Task objective
Would you return the complete listing below word for word?

Extracted material
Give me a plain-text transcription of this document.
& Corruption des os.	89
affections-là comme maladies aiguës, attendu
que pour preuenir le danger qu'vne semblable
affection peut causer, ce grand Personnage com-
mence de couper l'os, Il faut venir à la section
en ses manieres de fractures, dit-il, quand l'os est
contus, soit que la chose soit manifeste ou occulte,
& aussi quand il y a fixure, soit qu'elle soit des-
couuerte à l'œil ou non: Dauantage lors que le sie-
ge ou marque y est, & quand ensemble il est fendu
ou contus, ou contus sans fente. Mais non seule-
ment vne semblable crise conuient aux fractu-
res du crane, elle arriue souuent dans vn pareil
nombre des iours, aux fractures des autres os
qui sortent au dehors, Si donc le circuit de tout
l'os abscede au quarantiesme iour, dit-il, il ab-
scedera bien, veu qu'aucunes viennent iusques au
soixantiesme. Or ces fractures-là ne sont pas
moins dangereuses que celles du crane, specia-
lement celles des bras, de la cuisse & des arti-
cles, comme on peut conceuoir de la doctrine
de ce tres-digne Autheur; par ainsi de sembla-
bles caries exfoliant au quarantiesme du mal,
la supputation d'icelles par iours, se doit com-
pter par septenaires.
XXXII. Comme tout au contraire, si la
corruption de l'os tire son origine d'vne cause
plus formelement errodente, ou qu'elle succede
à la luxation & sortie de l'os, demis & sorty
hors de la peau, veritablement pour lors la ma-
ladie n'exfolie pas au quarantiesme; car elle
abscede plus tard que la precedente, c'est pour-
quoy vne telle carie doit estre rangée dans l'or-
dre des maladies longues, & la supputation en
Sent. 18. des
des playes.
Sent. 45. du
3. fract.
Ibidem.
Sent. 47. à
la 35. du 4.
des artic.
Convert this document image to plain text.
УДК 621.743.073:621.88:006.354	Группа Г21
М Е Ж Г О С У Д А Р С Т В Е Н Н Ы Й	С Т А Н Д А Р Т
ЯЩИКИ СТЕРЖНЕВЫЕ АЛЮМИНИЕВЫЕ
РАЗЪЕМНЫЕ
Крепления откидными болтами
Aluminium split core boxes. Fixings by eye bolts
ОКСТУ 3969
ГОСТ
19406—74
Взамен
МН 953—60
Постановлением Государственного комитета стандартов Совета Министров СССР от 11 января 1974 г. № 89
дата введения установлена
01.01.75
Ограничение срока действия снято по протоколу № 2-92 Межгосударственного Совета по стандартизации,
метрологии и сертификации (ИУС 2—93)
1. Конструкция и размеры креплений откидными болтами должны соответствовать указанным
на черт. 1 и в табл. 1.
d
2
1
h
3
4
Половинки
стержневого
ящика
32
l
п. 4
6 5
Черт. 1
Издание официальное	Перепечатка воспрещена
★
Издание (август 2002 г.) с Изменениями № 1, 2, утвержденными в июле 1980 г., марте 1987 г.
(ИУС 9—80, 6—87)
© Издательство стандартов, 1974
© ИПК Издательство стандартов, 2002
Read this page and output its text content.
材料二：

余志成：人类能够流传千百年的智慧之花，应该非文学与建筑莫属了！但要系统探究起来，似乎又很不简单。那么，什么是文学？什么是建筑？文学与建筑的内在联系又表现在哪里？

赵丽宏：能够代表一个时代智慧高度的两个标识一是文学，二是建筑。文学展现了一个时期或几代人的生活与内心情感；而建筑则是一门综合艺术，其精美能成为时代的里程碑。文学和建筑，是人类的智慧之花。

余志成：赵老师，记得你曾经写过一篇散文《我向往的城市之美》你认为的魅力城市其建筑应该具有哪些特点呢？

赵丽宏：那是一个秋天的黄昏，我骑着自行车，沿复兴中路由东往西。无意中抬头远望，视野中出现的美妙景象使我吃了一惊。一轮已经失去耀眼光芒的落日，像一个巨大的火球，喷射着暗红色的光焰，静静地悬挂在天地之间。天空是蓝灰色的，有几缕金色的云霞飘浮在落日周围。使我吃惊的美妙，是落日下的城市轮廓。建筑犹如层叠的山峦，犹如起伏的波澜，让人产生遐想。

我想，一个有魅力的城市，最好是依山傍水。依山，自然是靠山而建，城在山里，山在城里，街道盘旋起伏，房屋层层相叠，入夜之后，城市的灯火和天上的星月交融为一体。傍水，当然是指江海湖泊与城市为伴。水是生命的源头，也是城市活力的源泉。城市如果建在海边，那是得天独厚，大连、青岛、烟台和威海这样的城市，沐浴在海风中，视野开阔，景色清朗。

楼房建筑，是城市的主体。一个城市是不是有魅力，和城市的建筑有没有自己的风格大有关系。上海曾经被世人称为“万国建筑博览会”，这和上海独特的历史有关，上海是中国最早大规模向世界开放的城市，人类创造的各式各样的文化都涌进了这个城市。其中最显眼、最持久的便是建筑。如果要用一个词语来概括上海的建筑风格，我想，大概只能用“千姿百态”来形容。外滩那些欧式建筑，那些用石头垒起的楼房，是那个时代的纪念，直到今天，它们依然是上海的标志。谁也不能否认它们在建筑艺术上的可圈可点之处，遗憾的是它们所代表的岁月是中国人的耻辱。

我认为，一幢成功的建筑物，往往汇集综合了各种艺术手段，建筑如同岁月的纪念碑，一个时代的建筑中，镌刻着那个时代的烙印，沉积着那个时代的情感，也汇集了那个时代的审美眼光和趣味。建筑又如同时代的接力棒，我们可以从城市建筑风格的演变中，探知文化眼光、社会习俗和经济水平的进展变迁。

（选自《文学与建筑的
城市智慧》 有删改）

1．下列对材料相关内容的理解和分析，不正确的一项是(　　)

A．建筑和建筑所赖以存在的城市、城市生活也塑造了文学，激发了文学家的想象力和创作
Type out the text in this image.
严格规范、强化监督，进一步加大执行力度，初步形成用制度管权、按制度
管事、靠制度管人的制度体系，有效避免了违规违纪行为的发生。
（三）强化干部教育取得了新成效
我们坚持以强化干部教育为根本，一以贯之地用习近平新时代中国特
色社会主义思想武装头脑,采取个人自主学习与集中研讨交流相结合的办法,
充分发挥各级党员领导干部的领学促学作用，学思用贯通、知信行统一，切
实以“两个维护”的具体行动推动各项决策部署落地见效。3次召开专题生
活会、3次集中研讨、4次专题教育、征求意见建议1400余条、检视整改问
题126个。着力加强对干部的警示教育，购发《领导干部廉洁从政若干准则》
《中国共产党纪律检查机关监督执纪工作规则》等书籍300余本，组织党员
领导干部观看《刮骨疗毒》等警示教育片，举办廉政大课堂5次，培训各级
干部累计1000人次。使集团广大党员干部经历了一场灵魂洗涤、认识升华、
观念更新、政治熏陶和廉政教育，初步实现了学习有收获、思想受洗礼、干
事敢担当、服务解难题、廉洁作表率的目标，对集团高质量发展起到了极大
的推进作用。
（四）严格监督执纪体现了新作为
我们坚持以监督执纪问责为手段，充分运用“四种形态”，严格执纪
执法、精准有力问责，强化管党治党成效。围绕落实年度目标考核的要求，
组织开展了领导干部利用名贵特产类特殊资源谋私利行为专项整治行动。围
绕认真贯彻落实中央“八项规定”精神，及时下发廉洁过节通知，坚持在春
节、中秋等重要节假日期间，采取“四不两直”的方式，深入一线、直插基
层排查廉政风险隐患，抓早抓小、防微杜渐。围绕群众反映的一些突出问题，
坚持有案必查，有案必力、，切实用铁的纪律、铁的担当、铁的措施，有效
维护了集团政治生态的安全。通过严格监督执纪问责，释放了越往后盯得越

Solved exercise
Give me a plain-text transcription of this document.
& Corruption des os.	89
affections-là comme maladies aiguës, attendu
que pour preuenir le danger qu'vne semblable
affection peut causer, ce grand Personnage com-
mence de couper l'os, Il faut venir à la section
en ses manieres de fractures, dit-il, quand l'os est
contus, soit que la chose soit manifeste ou occulte,
& aussi quand il y a fixure, soit qu'elle soit des-
couuerte à l'œil ou non: Dauantage lors que le sie-
ge ou marque y est, & quand ensemble il est fendu
ou contus, ou contus sans fente. Mais non seule-
ment vne semblable crise conuient aux fractu-
res du crane, elle arriue souuent dans vn pareil
nombre des iours, aux fractures des autres os
qui sortent au dehors, Si donc le circuit de tout
l'os abscede au quarantiesme iour, dit-il, il ab-
scedera bien, veu qu'aucunes viennent iusques au
soixantiesme. Or ces fractures-là ne sont pas
moins dangereuses que celles du crane, specia-
lement celles des bras, de la cuisse & des arti-
cles, comme on peut conceuoir de la doctrine
de ce tres-digne Autheur; par ainsi de sembla-
bles caries exfoliant au quarantiesme du mal,
la supputation d'icelles par iours, se doit com-
pter par septenaires.
XXXII. Comme tout au contraire, si la
corruption de l'os tire son origine d'vne cause
plus formelement errodente, ou qu'elle succede
à la luxation & sortie de l'os, demis & sorty
hors de la peau, veritablement pour lors la ma-
ladie n'exfolie pas au quarantiesme; car elle
abscede plus tard que la precedente, c'est pour-
quoy vne telle carie doit estre rangée dans l'or-
dre des maladies longues, & la supputation en
Sent. 18. des
des playes.
Sent. 45. du
3. fract.
Ibidem.
Sent. 47. à
la 35. du 4.
des artic.
Convert this document image to plain text.
УДК 621.743.073:621.88:006.354	Группа Г21
М Е Ж Г О С У Д А Р С Т В Е Н Н Ы Й	С Т А Н Д А Р Т
ЯЩИКИ СТЕРЖНЕВЫЕ АЛЮМИНИЕВЫЕ
РАЗЪЕМНЫЕ
Крепления откидными болтами
Aluminium split core boxes. Fixings by eye bolts
ОКСТУ 3969
ГОСТ
19406—74
Взамен
МН 953—60
Постановлением Государственного комитета стандартов Совета Министров СССР от 11 января 1974 г. № 89
дата введения установлена
01.01.75
Ограничение срока действия снято по протоколу № 2-92 Межгосударственного Совета по стандартизации,
метрологии и сертификации (ИУС 2—93)
1. Конструкция и размеры креплений откидными болтами должны соответствовать указанным
на черт. 1 и в табл. 1.
d
2
1
h
3
4
Половинки
стержневого
ящика
32
l
п. 4
6 5
Черт. 1
Издание официальное	Перепечатка воспрещена
★
Издание (август 2002 г.) с Изменениями № 1, 2, утвержденными в июле 1980 г., марте 1987 г.
(ИУС 9—80, 6—87)
© Издательство стандартов, 1974
© ИПК Издательство стандартов, 2002
Read this page and output its text content.
材料二：

余志成：人类能够流传千百年的智慧之花，应该非文学与建筑莫属了！但要系统探究起来，似乎又很不简单。那么，什么是文学？什么是建筑？文学与建筑的内在联系又表现在哪里？

赵丽宏：能够代表一个时代智慧高度的两个标识一是文学，二是建筑。文学展现了一个时期或几代人的生活与内心情感；而建筑则是一门综合艺术，其精美能成为时代的里程碑。文学和建筑，是人类的智慧之花。

余志成：赵老师，记得你曾经写过一篇散文《我向往的城市之美》你认为的魅力城市其建筑应该具有哪些特点呢？

赵丽宏：那是一个秋天的黄昏，我骑着自行车，沿复兴中路由东往西。无意中抬头远望，视野中出现的美妙景象使我吃了一惊。一轮已经失去耀眼光芒的落日，像一个巨大的火球，喷射着暗红色的光焰，静静地悬挂在天地之间。天空是蓝灰色的，有几缕金色的云霞飘浮在落日周围。使我吃惊的美妙，是落日下的城市轮廓。建筑犹如层叠的山峦，犹如起伏的波澜，让人产生遐想。

我想，一个有魅力的城市，最好是依山傍水。依山，自然是靠山而建，城在山里，山在城里，街道盘旋起伏，房屋层层相叠，入夜之后，城市的灯火和天上的星月交融为一体。傍水，当然是指江海湖泊与城市为伴。水是生命的源头，也是城市活力的源泉。城市如果建在海边，那是得天独厚，大连、青岛、烟台和威海这样的城市，沐浴在海风中，视野开阔，景色清朗。

楼房建筑，是城市的主体。一个城市是不是有魅力，和城市的建筑有没有自己的风格大有关系。上海曾经被世人称为“万国建筑博览会”，这和上海独特的历史有关，上海是中国最早大规模向世界开放的城市，人类创造的各式各样的文化都涌进了这个城市。其中最显眼、最持久的便是建筑。如果要用一个词语来概括上海的建筑风格，我想，大概只能用“千姿百态”来形容。外滩那些欧式建筑，那些用石头垒起的楼房，是那个时代的纪念，直到今天，它们依然是上海的标志。谁也不能否认它们在建筑艺术上的可圈可点之处，遗憾的是它们所代表的岁月是中国人的耻辱。

我认为，一幢成功的建筑物，往往汇集综合了各种艺术手段，建筑如同岁月的纪念碑，一个时代的建筑中，镌刻着那个时代的烙印，沉积着那个时代的情感，也汇集了那个时代的审美眼光和趣味。建筑又如同时代的接力棒，我们可以从城市建筑风格的演变中，探知文化眼光、社会习俗和经济水平的进展变迁。

（选自《文学与建筑的
城市智慧》 有删改）

1．下列对材料相关内容的理解和分析，不正确的一项是(　　)

A．建筑和建筑所赖以存在的城市、城市生活也塑造了文学，激发了文学家的想象力和创作
Type out the text in this image.
严格规范、强化监督，进一步加大执行力度，初步形成用制度管权、按制度
管事、靠制度管人的制度体系，有效避免了违规违纪行为的发生。
（三）强化干部教育取得了新成效
我们坚持以强化干部教育为根本，一以贯之地用习近平新时代中国特
色社会主义思想武装头脑,采取个人自主学习与集中研讨交流相结合的办法,
充分发挥各级党员领导干部的领学促学作用，学思用贯通、知信行统一，切
实以“两个维护”的具体行动推动各项决策部署落地见效。3次召开专题生
活会、3次集中研讨、4次专题教育、征求意见建议1400余条、检视整改问
题126个。着力加强对干部的警示教育，购发《领导干部廉洁从政若干准则》
《中国共产党纪律检查机关监督执纪工作规则》等书籍300余本，组织党员
领导干部观看《刮骨疗毒》等警示教育片，举办廉政大课堂5次，培训各级
干部累计1000人次。使集团广大党员干部经历了一场灵魂洗涤、认识升华、
观念更新、政治熏陶和廉政教育，初步实现了学习有收获、思想受洗礼、干
事敢担当、服务解难题、廉洁作表率的目标，对集团高质量发展起到了极大
的推进作用。
（四）严格监督执纪体现了新作为
我们坚持以监督执纪问责为手段，充分运用“四种形态”，严格执纪
执法、精准有力问责，强化管党治党成效。围绕落实年度目标考核的要求，
组织开展了领导干部利用名贵特产类特殊资源谋私利行为专项整治行动。围
绕认真贯彻落实中央“八项规定”精神，及时下发廉洁过节通知，坚持在春
节、中秋等重要节假日期间，采取“四不两直”的方式，深入一线、直插基
层排查廉政风险隐患，抓早抓小、防微杜渐。围绕群众反映的一些突出问题，
坚持有案必查，有案必力、，切实用铁的纪律、铁的担当、铁的措施，有效
维护了集团政治生态的安全。通过严格监督执纪问责，释放了越往后盯得越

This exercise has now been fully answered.